YOUR TASK →
Each line below must be set down exactly; omit any image you find.

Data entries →
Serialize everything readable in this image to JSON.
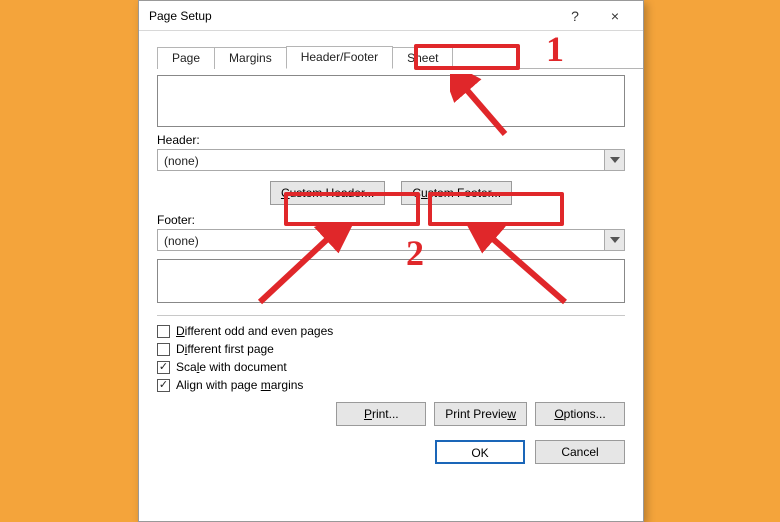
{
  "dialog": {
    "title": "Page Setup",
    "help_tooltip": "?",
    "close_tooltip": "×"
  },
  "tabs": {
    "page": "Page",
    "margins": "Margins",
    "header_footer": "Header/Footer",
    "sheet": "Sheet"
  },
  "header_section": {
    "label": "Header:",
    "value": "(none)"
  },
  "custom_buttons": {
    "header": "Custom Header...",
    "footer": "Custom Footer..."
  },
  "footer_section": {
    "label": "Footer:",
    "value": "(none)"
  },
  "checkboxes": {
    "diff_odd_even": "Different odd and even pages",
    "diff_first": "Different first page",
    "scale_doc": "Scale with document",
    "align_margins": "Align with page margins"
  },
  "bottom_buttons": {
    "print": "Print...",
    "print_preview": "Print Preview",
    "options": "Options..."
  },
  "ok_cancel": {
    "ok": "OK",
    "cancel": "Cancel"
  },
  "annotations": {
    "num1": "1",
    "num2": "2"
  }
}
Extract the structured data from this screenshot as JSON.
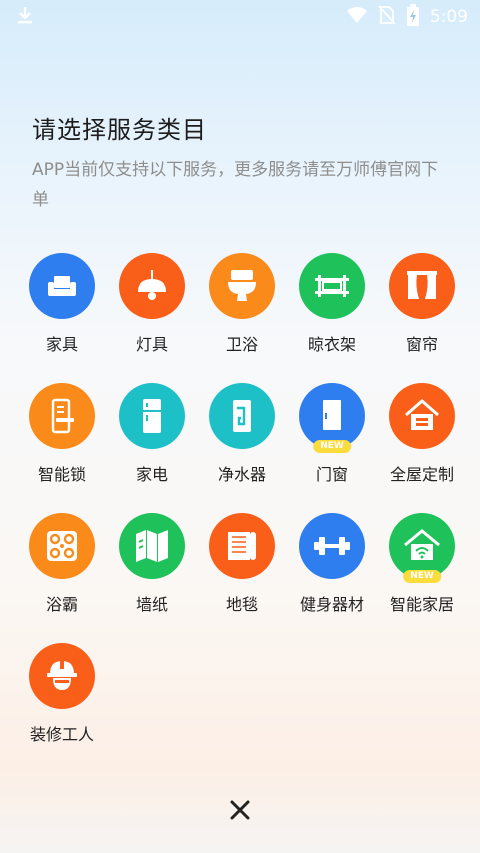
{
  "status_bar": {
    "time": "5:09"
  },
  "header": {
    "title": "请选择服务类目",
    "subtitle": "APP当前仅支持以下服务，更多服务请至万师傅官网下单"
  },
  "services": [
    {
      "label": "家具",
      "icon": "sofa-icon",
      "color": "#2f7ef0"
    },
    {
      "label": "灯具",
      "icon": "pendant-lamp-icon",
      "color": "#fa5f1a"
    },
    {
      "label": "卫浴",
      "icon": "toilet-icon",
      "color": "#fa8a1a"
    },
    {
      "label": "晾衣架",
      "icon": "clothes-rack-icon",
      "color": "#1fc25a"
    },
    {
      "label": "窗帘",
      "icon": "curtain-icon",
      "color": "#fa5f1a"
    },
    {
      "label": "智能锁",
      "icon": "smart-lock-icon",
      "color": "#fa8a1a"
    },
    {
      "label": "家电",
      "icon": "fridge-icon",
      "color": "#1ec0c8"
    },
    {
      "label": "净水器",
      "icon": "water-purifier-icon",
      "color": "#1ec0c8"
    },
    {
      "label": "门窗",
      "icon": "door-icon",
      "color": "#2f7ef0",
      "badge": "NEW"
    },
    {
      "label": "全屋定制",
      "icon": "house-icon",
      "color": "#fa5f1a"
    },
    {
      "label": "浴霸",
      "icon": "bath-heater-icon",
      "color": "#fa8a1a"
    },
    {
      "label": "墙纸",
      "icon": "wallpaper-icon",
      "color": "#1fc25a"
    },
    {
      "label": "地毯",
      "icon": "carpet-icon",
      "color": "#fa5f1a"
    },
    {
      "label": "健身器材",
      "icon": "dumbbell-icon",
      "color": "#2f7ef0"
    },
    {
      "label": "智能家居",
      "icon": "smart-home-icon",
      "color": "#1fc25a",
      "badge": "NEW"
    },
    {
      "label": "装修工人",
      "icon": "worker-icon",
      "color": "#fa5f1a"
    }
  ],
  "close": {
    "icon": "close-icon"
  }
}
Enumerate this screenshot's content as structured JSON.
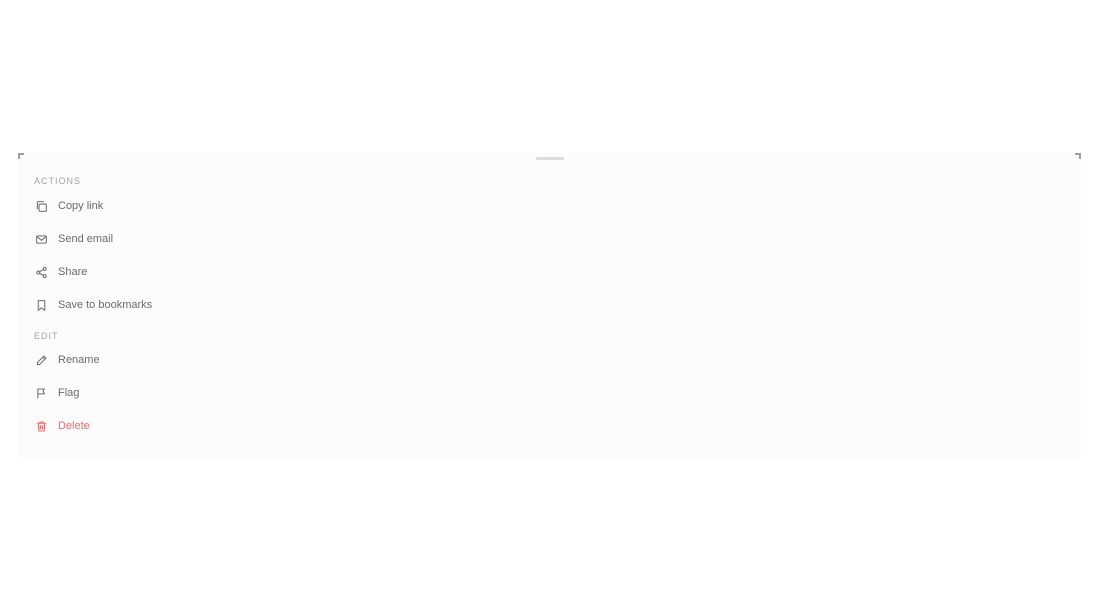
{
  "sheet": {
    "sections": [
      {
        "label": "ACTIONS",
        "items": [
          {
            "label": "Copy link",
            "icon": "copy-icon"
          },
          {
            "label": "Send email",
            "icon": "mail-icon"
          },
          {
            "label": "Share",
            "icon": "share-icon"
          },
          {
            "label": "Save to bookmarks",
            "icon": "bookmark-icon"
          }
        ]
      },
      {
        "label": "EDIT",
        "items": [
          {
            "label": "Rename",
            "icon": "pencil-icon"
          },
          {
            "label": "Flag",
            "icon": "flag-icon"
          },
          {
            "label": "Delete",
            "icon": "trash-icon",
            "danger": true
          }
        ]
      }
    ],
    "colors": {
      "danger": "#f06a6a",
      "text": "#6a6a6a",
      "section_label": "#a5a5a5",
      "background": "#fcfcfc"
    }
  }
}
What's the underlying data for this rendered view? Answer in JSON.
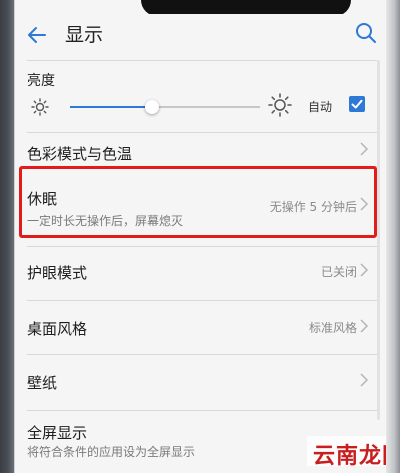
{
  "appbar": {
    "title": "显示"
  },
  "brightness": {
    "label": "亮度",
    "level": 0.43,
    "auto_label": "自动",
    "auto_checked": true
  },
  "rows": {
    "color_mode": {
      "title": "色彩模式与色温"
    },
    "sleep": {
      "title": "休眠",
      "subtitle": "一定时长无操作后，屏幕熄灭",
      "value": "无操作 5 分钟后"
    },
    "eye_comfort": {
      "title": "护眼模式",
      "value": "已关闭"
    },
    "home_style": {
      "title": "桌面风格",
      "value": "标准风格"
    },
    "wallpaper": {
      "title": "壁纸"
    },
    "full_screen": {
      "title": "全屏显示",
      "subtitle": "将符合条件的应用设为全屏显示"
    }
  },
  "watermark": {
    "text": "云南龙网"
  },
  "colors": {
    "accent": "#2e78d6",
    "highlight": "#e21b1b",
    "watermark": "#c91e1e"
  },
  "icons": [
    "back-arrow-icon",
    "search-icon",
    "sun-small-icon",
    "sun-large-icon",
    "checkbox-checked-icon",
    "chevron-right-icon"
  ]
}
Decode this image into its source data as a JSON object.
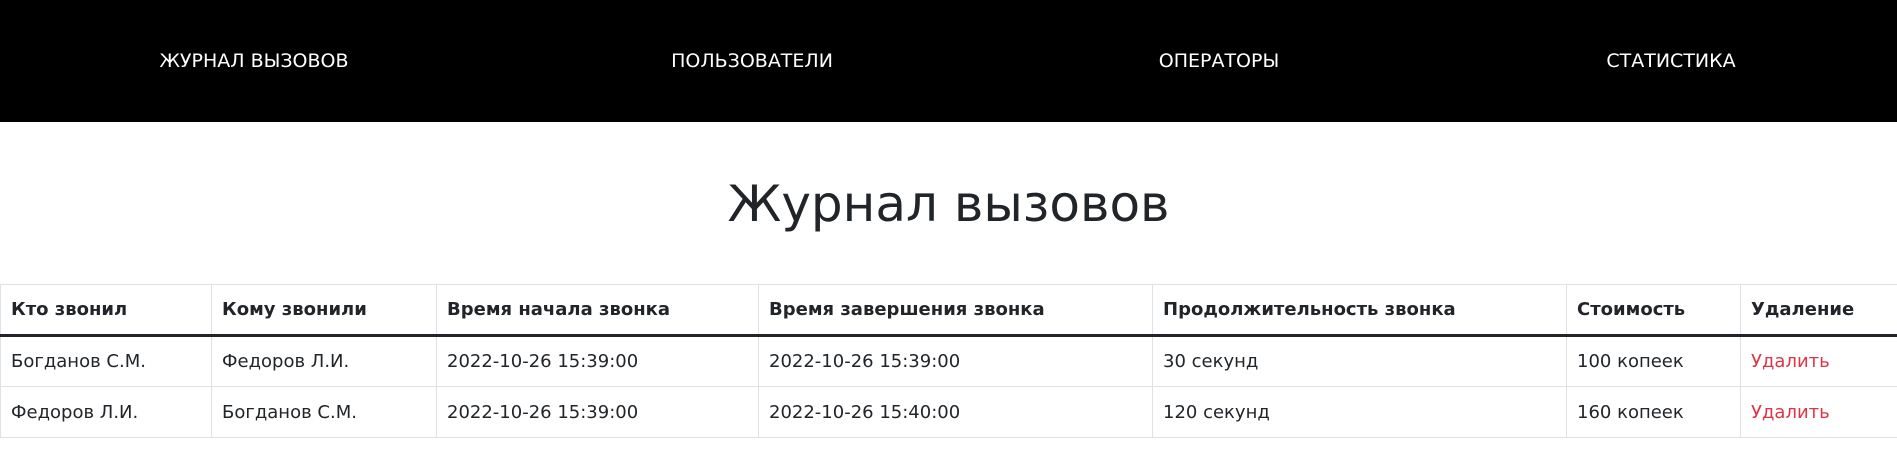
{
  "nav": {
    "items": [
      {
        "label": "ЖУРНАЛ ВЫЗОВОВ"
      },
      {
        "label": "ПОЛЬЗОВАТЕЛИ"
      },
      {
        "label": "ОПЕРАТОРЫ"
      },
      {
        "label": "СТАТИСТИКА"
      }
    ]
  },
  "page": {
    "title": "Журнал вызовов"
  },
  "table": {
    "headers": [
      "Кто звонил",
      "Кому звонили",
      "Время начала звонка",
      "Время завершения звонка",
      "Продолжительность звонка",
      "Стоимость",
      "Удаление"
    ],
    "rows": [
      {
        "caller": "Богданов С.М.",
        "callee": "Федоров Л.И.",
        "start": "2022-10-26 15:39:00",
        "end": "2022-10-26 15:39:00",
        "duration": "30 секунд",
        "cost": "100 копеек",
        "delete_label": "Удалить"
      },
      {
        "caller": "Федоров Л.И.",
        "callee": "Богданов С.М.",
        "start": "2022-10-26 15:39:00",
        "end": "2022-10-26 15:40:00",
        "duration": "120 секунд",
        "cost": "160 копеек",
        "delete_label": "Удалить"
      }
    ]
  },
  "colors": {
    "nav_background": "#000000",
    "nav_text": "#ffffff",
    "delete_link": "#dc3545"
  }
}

SOLVED EXERCISE →
Serialize everything readable in this image to JSON.
{
  "dialog": {
    "title": "Page Setup",
    "help_tooltip": "?",
    "close_tooltip": "×"
  },
  "tabs": {
    "page": "Page",
    "margins": "Margins",
    "header_footer": "Header/Footer",
    "sheet": "Sheet"
  },
  "header_section": {
    "label": "Header:",
    "value": "(none)"
  },
  "custom_buttons": {
    "header": "Custom Header...",
    "footer": "Custom Footer..."
  },
  "footer_section": {
    "label": "Footer:",
    "value": "(none)"
  },
  "checkboxes": {
    "diff_odd_even": "Different odd and even pages",
    "diff_first": "Different first page",
    "scale_doc": "Scale with document",
    "align_margins": "Align with page margins"
  },
  "bottom_buttons": {
    "print": "Print...",
    "print_preview": "Print Preview",
    "options": "Options..."
  },
  "ok_cancel": {
    "ok": "OK",
    "cancel": "Cancel"
  },
  "annotations": {
    "num1": "1",
    "num2": "2"
  }
}
Extract the structured data from this screenshot as JSON.
{
  "status_bar": {
    "time": "5:09"
  },
  "header": {
    "title": "请选择服务类目",
    "subtitle": "APP当前仅支持以下服务，更多服务请至万师傅官网下单"
  },
  "services": [
    {
      "label": "家具",
      "icon": "sofa-icon",
      "color": "#2f7ef0"
    },
    {
      "label": "灯具",
      "icon": "pendant-lamp-icon",
      "color": "#fa5f1a"
    },
    {
      "label": "卫浴",
      "icon": "toilet-icon",
      "color": "#fa8a1a"
    },
    {
      "label": "晾衣架",
      "icon": "clothes-rack-icon",
      "color": "#1fc25a"
    },
    {
      "label": "窗帘",
      "icon": "curtain-icon",
      "color": "#fa5f1a"
    },
    {
      "label": "智能锁",
      "icon": "smart-lock-icon",
      "color": "#fa8a1a"
    },
    {
      "label": "家电",
      "icon": "fridge-icon",
      "color": "#1ec0c8"
    },
    {
      "label": "净水器",
      "icon": "water-purifier-icon",
      "color": "#1ec0c8"
    },
    {
      "label": "门窗",
      "icon": "door-icon",
      "color": "#2f7ef0",
      "badge": "NEW"
    },
    {
      "label": "全屋定制",
      "icon": "house-icon",
      "color": "#fa5f1a"
    },
    {
      "label": "浴霸",
      "icon": "bath-heater-icon",
      "color": "#fa8a1a"
    },
    {
      "label": "墙纸",
      "icon": "wallpaper-icon",
      "color": "#1fc25a"
    },
    {
      "label": "地毯",
      "icon": "carpet-icon",
      "color": "#fa5f1a"
    },
    {
      "label": "健身器材",
      "icon": "dumbbell-icon",
      "color": "#2f7ef0"
    },
    {
      "label": "智能家居",
      "icon": "smart-home-icon",
      "color": "#1fc25a",
      "badge": "NEW"
    },
    {
      "label": "装修工人",
      "icon": "worker-icon",
      "color": "#fa5f1a"
    }
  ],
  "close": {
    "icon": "close-icon"
  }
}
Enumerate this screenshot's content as structured JSON.
{
  "sheet": {
    "sections": [
      {
        "label": "ACTIONS",
        "items": [
          {
            "label": "Copy link",
            "icon": "copy-icon"
          },
          {
            "label": "Send email",
            "icon": "mail-icon"
          },
          {
            "label": "Share",
            "icon": "share-icon"
          },
          {
            "label": "Save to bookmarks",
            "icon": "bookmark-icon"
          }
        ]
      },
      {
        "label": "EDIT",
        "items": [
          {
            "label": "Rename",
            "icon": "pencil-icon"
          },
          {
            "label": "Flag",
            "icon": "flag-icon"
          },
          {
            "label": "Delete",
            "icon": "trash-icon",
            "danger": true
          }
        ]
      }
    ],
    "colors": {
      "danger": "#f06a6a",
      "text": "#6a6a6a",
      "section_label": "#a5a5a5",
      "background": "#fcfcfc"
    }
  }
}
What's the underlying data for this rendered view? Answer in JSON.
{
  "appbar": {
    "title": "显示"
  },
  "brightness": {
    "label": "亮度",
    "level": 0.43,
    "auto_label": "自动",
    "auto_checked": true
  },
  "rows": {
    "color_mode": {
      "title": "色彩模式与色温"
    },
    "sleep": {
      "title": "休眠",
      "subtitle": "一定时长无操作后，屏幕熄灭",
      "value": "无操作 5 分钟后"
    },
    "eye_comfort": {
      "title": "护眼模式",
      "value": "已关闭"
    },
    "home_style": {
      "title": "桌面风格",
      "value": "标准风格"
    },
    "wallpaper": {
      "title": "壁纸"
    },
    "full_screen": {
      "title": "全屏显示",
      "subtitle": "将符合条件的应用设为全屏显示"
    }
  },
  "watermark": {
    "text": "云南龙网"
  },
  "colors": {
    "accent": "#2e78d6",
    "highlight": "#e21b1b",
    "watermark": "#c91e1e"
  },
  "icons": [
    "back-arrow-icon",
    "search-icon",
    "sun-small-icon",
    "sun-large-icon",
    "checkbox-checked-icon",
    "chevron-right-icon"
  ]
}
Decode this image into its source data as a JSON object.
{
  "nav": {
    "items": [
      {
        "label": "ЖУРНАЛ ВЫЗОВОВ"
      },
      {
        "label": "ПОЛЬЗОВАТЕЛИ"
      },
      {
        "label": "ОПЕРАТОРЫ"
      },
      {
        "label": "СТАТИСТИКА"
      }
    ]
  },
  "page": {
    "title": "Журнал вызовов"
  },
  "table": {
    "headers": [
      "Кто звонил",
      "Кому звонили",
      "Время начала звонка",
      "Время завершения звонка",
      "Продолжительность звонка",
      "Стоимость",
      "Удаление"
    ],
    "rows": [
      {
        "caller": "Богданов С.М.",
        "callee": "Федоров Л.И.",
        "start": "2022-10-26 15:39:00",
        "end": "2022-10-26 15:39:00",
        "duration": "30 секунд",
        "cost": "100 копеек",
        "delete_label": "Удалить"
      },
      {
        "caller": "Федоров Л.И.",
        "callee": "Богданов С.М.",
        "start": "2022-10-26 15:39:00",
        "end": "2022-10-26 15:40:00",
        "duration": "120 секунд",
        "cost": "160 копеек",
        "delete_label": "Удалить"
      }
    ]
  },
  "colors": {
    "nav_background": "#000000",
    "nav_text": "#ffffff",
    "delete_link": "#dc3545"
  }
}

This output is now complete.